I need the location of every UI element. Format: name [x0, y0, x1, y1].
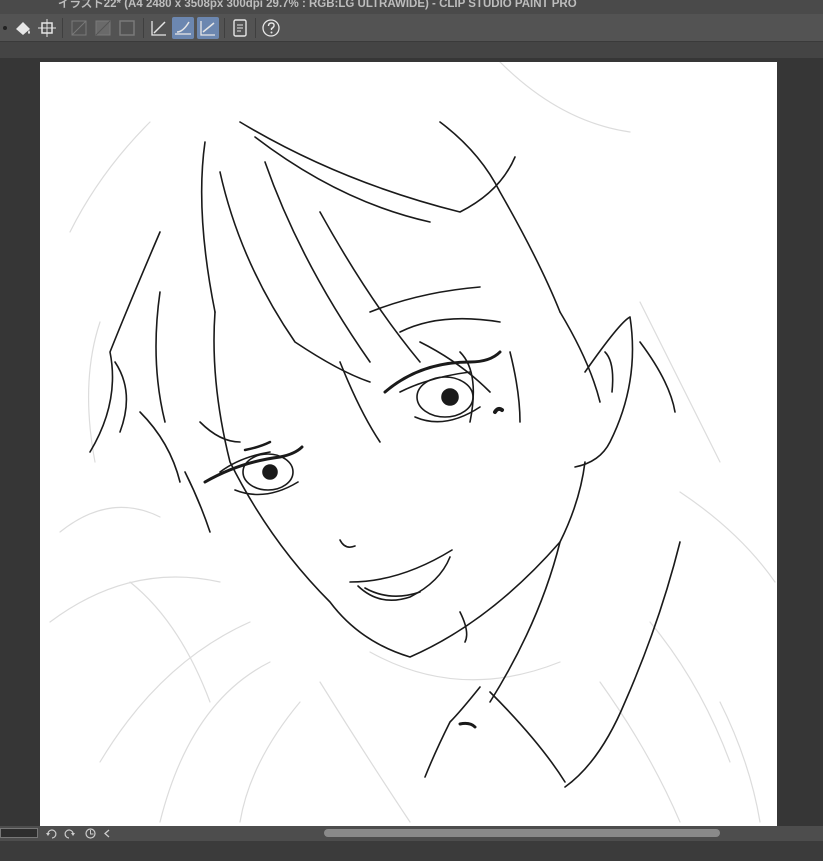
rotate-right-icon[interactable]	[63, 827, 76, 840]
lower-panel-area	[0, 841, 823, 861]
zoom-field[interactable]	[0, 828, 38, 838]
selection-icon-2[interactable]	[92, 17, 114, 39]
selection-icon-1[interactable]	[68, 17, 90, 39]
reset-rotation-icon[interactable]	[84, 827, 97, 840]
status-bar	[0, 826, 823, 841]
drawing-canvas[interactable]	[40, 62, 777, 826]
fill-tool-icon[interactable]	[12, 17, 34, 39]
canvas-tab-area	[0, 42, 823, 58]
sketch-illustration	[49, 62, 776, 823]
correct-line-icon[interactable]	[148, 17, 170, 39]
tablet-icon[interactable]	[229, 17, 251, 39]
transform-icon[interactable]	[36, 17, 58, 39]
pen-pressure-icon[interactable]	[197, 17, 219, 39]
flip-icon[interactable]	[101, 827, 114, 840]
selection-icon-3[interactable]	[116, 17, 138, 39]
title-bar: イラスト22* (A4 2480 x 3508px 300dpi 29.7% :…	[0, 0, 823, 14]
stabilizer-icon[interactable]	[172, 17, 194, 39]
window-title: イラスト22* (A4 2480 x 3508px 300dpi 29.7% :…	[58, 0, 577, 10]
help-icon[interactable]	[260, 17, 282, 39]
horizontal-scrollbar[interactable]	[324, 829, 720, 837]
rotate-left-icon[interactable]	[45, 827, 58, 840]
toolbar-handle-icon[interactable]	[0, 17, 7, 39]
command-bar	[0, 14, 823, 42]
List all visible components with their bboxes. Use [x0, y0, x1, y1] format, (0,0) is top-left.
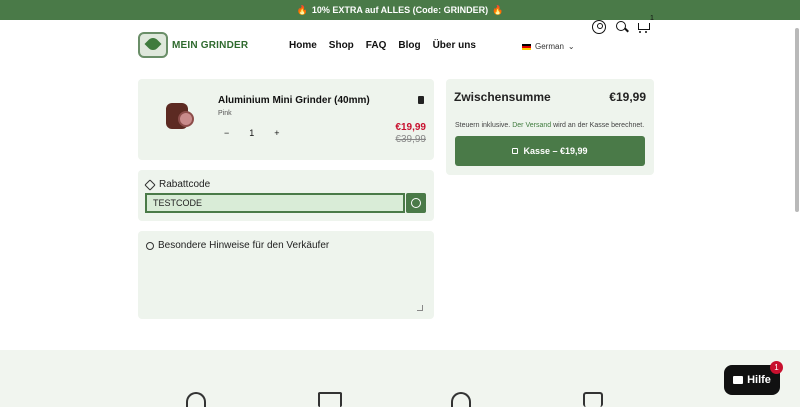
discount-section: Rabattcode TESTCODE: [138, 170, 434, 221]
product-image[interactable]: [164, 99, 194, 133]
shopping-bag-icon: [733, 376, 744, 384]
features-band: [0, 350, 800, 407]
resize-handle-icon[interactable]: [417, 305, 423, 311]
nav-faq[interactable]: FAQ: [366, 40, 387, 51]
language-label: German: [535, 42, 564, 51]
site-header: MEIN GRINDER Home Shop FAQ Blog Über uns…: [0, 20, 800, 72]
price-block: €19,99 €39,99: [395, 122, 426, 145]
quantity-value[interactable]: 1: [249, 128, 254, 138]
announcement-bar: 🔥 10% EXTRA auf ALLES (Code: GRINDER) 🔥: [0, 0, 800, 20]
discount-label: Rabattcode: [144, 178, 210, 191]
help-badge: 1: [770, 361, 783, 374]
order-note-field[interactable]: Besondere Hinweise für den Verkäufer: [138, 231, 434, 319]
order-summary: Zwischensumme €19,99 Steuern inklusive. …: [446, 79, 654, 175]
subtotal-value: €19,99: [609, 90, 646, 104]
search-icon[interactable]: [615, 20, 629, 34]
language-selector[interactable]: German ⌄: [522, 42, 575, 51]
shipping-link[interactable]: Der Versand: [512, 122, 551, 129]
increase-quantity-button[interactable]: +: [274, 128, 279, 138]
decrease-quantity-button[interactable]: −: [224, 128, 229, 138]
scrollbar[interactable]: [795, 28, 799, 212]
cart-icon[interactable]: [637, 20, 651, 34]
german-flag-icon: [522, 43, 531, 50]
cart-item: Aluminium Mini Grinder (40mm) Pink − 1 +…: [138, 79, 434, 160]
quantity-stepper: − 1 +: [224, 128, 280, 138]
brand-name: MEIN GRINDER: [172, 39, 249, 51]
nav-shop[interactable]: Shop: [329, 40, 354, 51]
lock-icon: [512, 148, 519, 154]
tag-icon: [144, 178, 156, 191]
sale-price: €19,99: [395, 122, 426, 133]
apply-discount-button[interactable]: [406, 193, 426, 213]
trash-icon[interactable]: [418, 96, 424, 104]
order-note-label: Besondere Hinweise für den Verkäufer: [146, 240, 329, 251]
discount-code-input[interactable]: TESTCODE: [145, 193, 405, 213]
grinder-logo-icon: [138, 32, 168, 58]
nav-about[interactable]: Über uns: [433, 40, 476, 51]
nav-home[interactable]: Home: [289, 40, 317, 51]
shield-check-icon: [451, 392, 471, 407]
checkout-button[interactable]: Kasse – €19,99: [455, 136, 645, 166]
account-icon[interactable]: [592, 20, 606, 34]
thumbs-up-icon: [583, 392, 603, 407]
fire-icon: 🔥: [296, 4, 308, 15]
truck-icon: [318, 392, 342, 407]
product-title[interactable]: Aluminium Mini Grinder (40mm): [218, 95, 370, 106]
announcement-text: 10% EXTRA auf ALLES (Code: GRINDER): [311, 5, 489, 15]
fire-icon: 🔥: [492, 4, 504, 15]
product-variant: Pink: [218, 110, 232, 117]
nav-blog[interactable]: Blog: [398, 40, 420, 51]
info-icon: [146, 241, 154, 250]
original-price: €39,99: [395, 134, 426, 145]
main-nav: Home Shop FAQ Blog Über uns: [289, 40, 476, 51]
cart-count-badge: 1: [650, 15, 654, 22]
support-icon: [186, 392, 206, 407]
tax-note: Steuern inklusive. Der Versand wird an d…: [455, 122, 645, 129]
chevron-down-icon: ⌄: [567, 42, 575, 51]
logo[interactable]: MEIN GRINDER: [138, 32, 248, 58]
subtotal-label: Zwischensumme: [454, 90, 551, 104]
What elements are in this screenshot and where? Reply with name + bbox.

_Your instructions_
Rewrite all the records above as a Markdown table with the columns Row and Entry. Give each line its number and its text, and skip blank lines and the pictures.

_Full response_
| Row | Entry |
|---|---|
| 1 | I need the location of every UI element. Format: name [x0, y0, x1, y1]. |
| 2 | rotate-right-icon[interactable]	[63, 827, 76, 840] |
| 3 | lower-panel-area	[0, 841, 823, 861] |
| 4 | zoom-field[interactable]	[0, 828, 38, 838] |
| 5 | selection-icon-2[interactable]	[92, 17, 114, 39] |
| 6 | selection-icon-1[interactable]	[68, 17, 90, 39] |
| 7 | reset-rotation-icon[interactable]	[84, 827, 97, 840] |
| 8 | status-bar	[0, 826, 823, 841] |
| 9 | drawing-canvas[interactable]	[40, 62, 777, 826] |
| 10 | fill-tool-icon[interactable]	[12, 17, 34, 39] |
| 11 | canvas-tab-area	[0, 42, 823, 58] |
| 12 | sketch-illustration	[49, 62, 776, 823] |
| 13 | correct-line-icon[interactable]	[148, 17, 170, 39] |
| 14 | tablet-icon[interactable]	[229, 17, 251, 39] |
| 15 | transform-icon[interactable]	[36, 17, 58, 39] |
| 16 | pen-pressure-icon[interactable]	[197, 17, 219, 39] |
| 17 | flip-icon[interactable]	[101, 827, 114, 840] |
| 18 | selection-icon-3[interactable]	[116, 17, 138, 39] |
| 19 | title-bar: イラスト22* (A4 2480 x 3508px 300dpi 29.7% :…	[0, 0, 823, 14] |
| 20 | stabilizer-icon[interactable]	[172, 17, 194, 39] |
| 21 | window-title: イラスト22* (A4 2480 x 3508px 300dpi 29.7% :…	[58, 0, 577, 10] |
| 22 | help-icon[interactable]	[260, 17, 282, 39] |
| 23 | horizontal-scrollbar[interactable]	[324, 829, 720, 837] |
| 24 | rotate-left-icon[interactable]	[45, 827, 58, 840] |
| 25 | toolbar-handle-icon[interactable]	[0, 17, 7, 39] |
| 26 | command-bar	[0, 14, 823, 42] |
| 27 | List all visible components with their bboxes. Use [x0, y0, x1, y1] format, (0,0) is top-left. |
| 28 | discount-section: Rabattcode TESTCODE: [138, 170, 434, 221] |
| 29 | product-image[interactable]: [164, 99, 194, 133] |
| 30 | shopping-bag-icon: [733, 376, 744, 384] |
| 31 | features-band: [0, 350, 800, 407] |
| 32 | resize-handle-icon[interactable]: [417, 305, 423, 311] |
| 33 | nav-faq[interactable]: FAQ: [366, 40, 387, 51] |
| 34 | language-label: German: [535, 42, 564, 51] |
| 35 | site-header: MEIN GRINDER Home Shop FAQ Blog Über uns…: [0, 20, 800, 72] |
| 36 | price-block: €19,99 €39,99: [395, 122, 426, 145] |
| 37 | quantity-value[interactable]: 1: [249, 128, 254, 138] |
| 38 | announcement-bar: 🔥 10% EXTRA auf ALLES (Code: GRINDER) 🔥: [0, 0, 800, 20] |
| 39 | discount-label: Rabattcode: [144, 178, 210, 191] |
| 40 | help-badge: 1: [770, 361, 783, 374] |
| 41 | order-note-field[interactable]: Besondere Hinweise für den Verkäufer: [138, 231, 434, 319] |
| 42 | order-summary: Zwischensumme €19,99 Steuern inklusive. …: [446, 79, 654, 175] |
| 43 | subtotal-value: €19,99: [609, 90, 646, 104] |
| 44 | search-icon[interactable]: [615, 20, 629, 34] |
| 45 | language-selector[interactable]: German ⌄: [522, 42, 575, 51] |
| 46 | shipping-link[interactable]: Der Versand: [512, 122, 551, 129] |
| 47 | increase-quantity-button[interactable]: +: [274, 128, 279, 138] |
| 48 | decrease-quantity-button[interactable]: −: [224, 128, 229, 138] |
| 49 | scrollbar[interactable]: [795, 28, 799, 212] |
| 50 | cart-icon[interactable]: [637, 20, 651, 34] |
| 51 | german-flag-icon: [522, 43, 531, 50] |
| 52 | cart-item: Aluminium Mini Grinder (40mm) Pink − 1 +…: [138, 79, 434, 160] |
| 53 | quantity-stepper: − 1 +: [224, 128, 280, 138] |
| 54 | brand-name: MEIN GRINDER: [172, 39, 249, 51] |
| 55 | nav-shop[interactable]: Shop: [329, 40, 354, 51] |
| 56 | lock-icon: [512, 148, 519, 154] |
| 57 | tag-icon: [144, 178, 156, 191] |
| 58 | sale-price: €19,99: [395, 122, 426, 133] |
| 59 | apply-discount-button[interactable]: [406, 193, 426, 213] |
| 60 | trash-icon[interactable]: [418, 96, 424, 104] |
| 61 | order-note-label: Besondere Hinweise für den Verkäufer: [146, 240, 329, 251] |
| 62 | discount-code-input[interactable]: TESTCODE: [145, 193, 405, 213] |
| 63 | grinder-logo-icon: [138, 32, 168, 58] |
| 64 | nav-about[interactable]: Über uns: [433, 40, 476, 51] |
| 65 | nav-home[interactable]: Home: [289, 40, 317, 51] |
| 66 | shield-check-icon: [451, 392, 471, 407] |
| 67 | checkout-button[interactable]: Kasse – €19,99: [455, 136, 645, 166] |
| 68 | account-icon[interactable]: [592, 20, 606, 34] |
| 69 | thumbs-up-icon: [583, 392, 603, 407] |
| 70 | fire-icon: 🔥: [296, 4, 308, 15] |
| 71 | truck-icon: [318, 392, 342, 407] |
| 72 | product-title[interactable]: Aluminium Mini Grinder (40mm): [218, 95, 370, 106] |
| 73 | announcement-text: 10% EXTRA auf ALLES (Code: GRINDER): [311, 5, 489, 15] |
| 74 | fire-icon: 🔥: [492, 4, 504, 15] |
| 75 | product-variant: Pink: [218, 110, 232, 117] |
| 76 | nav-blog[interactable]: Blog: [398, 40, 420, 51] |
| 77 | info-icon: [146, 241, 154, 250] |
| 78 | original-price: €39,99: [395, 134, 426, 145] |
| 79 | main-nav: Home Shop FAQ Blog Über uns: [289, 40, 476, 51] |
| 80 | cart-count-badge: 1: [650, 15, 654, 22] |
| 81 | support-icon: [186, 392, 206, 407] |
| 82 | tax-note: Steuern inklusive. Der Versand wird an d…: [455, 122, 645, 129] |
| 83 | chevron-down-icon: ⌄: [567, 42, 575, 51] |
| 84 | logo[interactable]: MEIN GRINDER: [138, 32, 248, 58] |
| 85 | subtotal-label: Zwischensumme: [454, 90, 551, 104] |
| 86 | What elements are in this screenshot and where? Reply with name + bbox. |